+++ Records to use +++

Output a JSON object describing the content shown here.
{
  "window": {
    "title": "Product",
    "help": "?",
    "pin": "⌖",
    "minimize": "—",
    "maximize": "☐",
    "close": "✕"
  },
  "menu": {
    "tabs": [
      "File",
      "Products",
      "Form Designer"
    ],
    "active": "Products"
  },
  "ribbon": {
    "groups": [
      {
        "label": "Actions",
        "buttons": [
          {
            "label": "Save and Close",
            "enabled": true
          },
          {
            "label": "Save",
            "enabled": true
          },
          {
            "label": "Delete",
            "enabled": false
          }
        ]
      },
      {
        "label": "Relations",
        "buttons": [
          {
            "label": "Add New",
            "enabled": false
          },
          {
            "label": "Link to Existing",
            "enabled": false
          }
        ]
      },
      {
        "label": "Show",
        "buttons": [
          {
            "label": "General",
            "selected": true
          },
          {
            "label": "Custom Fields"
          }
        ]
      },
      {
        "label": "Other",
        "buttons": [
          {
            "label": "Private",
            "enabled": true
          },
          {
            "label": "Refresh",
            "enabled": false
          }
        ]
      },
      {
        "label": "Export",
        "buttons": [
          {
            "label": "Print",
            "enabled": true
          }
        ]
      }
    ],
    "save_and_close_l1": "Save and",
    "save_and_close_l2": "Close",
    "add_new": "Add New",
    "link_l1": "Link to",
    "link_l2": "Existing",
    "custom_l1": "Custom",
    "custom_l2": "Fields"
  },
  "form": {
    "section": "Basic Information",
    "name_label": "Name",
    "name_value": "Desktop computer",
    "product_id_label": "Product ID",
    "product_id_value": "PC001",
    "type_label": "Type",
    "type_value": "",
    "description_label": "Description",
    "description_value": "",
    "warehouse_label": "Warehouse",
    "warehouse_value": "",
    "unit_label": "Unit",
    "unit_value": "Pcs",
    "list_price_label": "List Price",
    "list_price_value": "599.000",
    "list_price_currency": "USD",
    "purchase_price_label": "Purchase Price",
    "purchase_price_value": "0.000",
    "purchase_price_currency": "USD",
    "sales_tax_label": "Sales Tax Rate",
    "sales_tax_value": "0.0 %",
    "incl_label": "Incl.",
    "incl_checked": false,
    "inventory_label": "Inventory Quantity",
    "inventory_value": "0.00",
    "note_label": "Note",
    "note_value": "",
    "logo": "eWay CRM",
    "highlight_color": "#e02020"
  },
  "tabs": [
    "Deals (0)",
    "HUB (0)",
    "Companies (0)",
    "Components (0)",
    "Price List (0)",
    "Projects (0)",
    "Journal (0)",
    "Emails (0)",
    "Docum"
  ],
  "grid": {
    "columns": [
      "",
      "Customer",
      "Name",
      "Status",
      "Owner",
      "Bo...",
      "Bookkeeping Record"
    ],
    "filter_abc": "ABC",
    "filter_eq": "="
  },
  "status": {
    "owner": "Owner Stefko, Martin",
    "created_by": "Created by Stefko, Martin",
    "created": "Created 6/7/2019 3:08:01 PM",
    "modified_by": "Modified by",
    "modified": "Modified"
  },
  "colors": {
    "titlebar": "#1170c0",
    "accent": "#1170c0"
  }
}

+++

The task:
Write the whole listing out again. Keep every line exactly as it is.

Exercise response:
Output a JSON object describing the content shown here.
{
  "window": {
    "title": "Product",
    "help": "?",
    "pin": "⌖",
    "minimize": "—",
    "maximize": "☐",
    "close": "✕"
  },
  "menu": {
    "tabs": [
      "File",
      "Products",
      "Form Designer"
    ],
    "active": "Products"
  },
  "ribbon": {
    "groups": [
      {
        "label": "Actions",
        "buttons": [
          {
            "label": "Save and Close",
            "enabled": true
          },
          {
            "label": "Save",
            "enabled": true
          },
          {
            "label": "Delete",
            "enabled": false
          }
        ]
      },
      {
        "label": "Relations",
        "buttons": [
          {
            "label": "Add New",
            "enabled": false
          },
          {
            "label": "Link to Existing",
            "enabled": false
          }
        ]
      },
      {
        "label": "Show",
        "buttons": [
          {
            "label": "General",
            "selected": true
          },
          {
            "label": "Custom Fields"
          }
        ]
      },
      {
        "label": "Other",
        "buttons": [
          {
            "label": "Private",
            "enabled": true
          },
          {
            "label": "Refresh",
            "enabled": false
          }
        ]
      },
      {
        "label": "Export",
        "buttons": [
          {
            "label": "Print",
            "enabled": true
          }
        ]
      }
    ],
    "save_and_close_l1": "Save and",
    "save_and_close_l2": "Close",
    "add_new": "Add New",
    "link_l1": "Link to",
    "link_l2": "Existing",
    "custom_l1": "Custom",
    "custom_l2": "Fields"
  },
  "form": {
    "section": "Basic Information",
    "name_label": "Name",
    "name_value": "Desktop computer",
    "product_id_label": "Product ID",
    "product_id_value": "PC001",
    "type_label": "Type",
    "type_value": "",
    "description_label": "Description",
    "description_value": "",
    "warehouse_label": "Warehouse",
    "warehouse_value": "",
    "unit_label": "Unit",
    "unit_value": "Pcs",
    "list_price_label": "List Price",
    "list_price_value": "599.000",
    "list_price_currency": "USD",
    "purchase_price_label": "Purchase Price",
    "purchase_price_value": "0.000",
    "purchase_price_currency": "USD",
    "sales_tax_label": "Sales Tax Rate",
    "sales_tax_value": "0.0 %",
    "incl_label": "Incl.",
    "incl_checked": false,
    "inventory_label": "Inventory Quantity",
    "inventory_value": "0.00",
    "note_label": "Note",
    "note_value": "",
    "logo": "eWay CRM",
    "highlight_color": "#e02020"
  },
  "tabs": [
    "Deals (0)",
    "HUB (0)",
    "Companies (0)",
    "Components (0)",
    "Price List (0)",
    "Projects (0)",
    "Journal (0)",
    "Emails (0)",
    "Docum"
  ],
  "grid": {
    "columns": [
      "",
      "Customer",
      "Name",
      "Status",
      "Owner",
      "Bo...",
      "Bookkeeping Record"
    ],
    "filter_abc": "ABC",
    "filter_eq": "="
  },
  "status": {
    "owner": "Owner Stefko, Martin",
    "created_by": "Created by Stefko, Martin",
    "created": "Created 6/7/2019 3:08:01 PM",
    "modified_by": "Modified by",
    "modified": "Modified"
  },
  "colors": {
    "titlebar": "#1170c0",
    "accent": "#1170c0"
  }
}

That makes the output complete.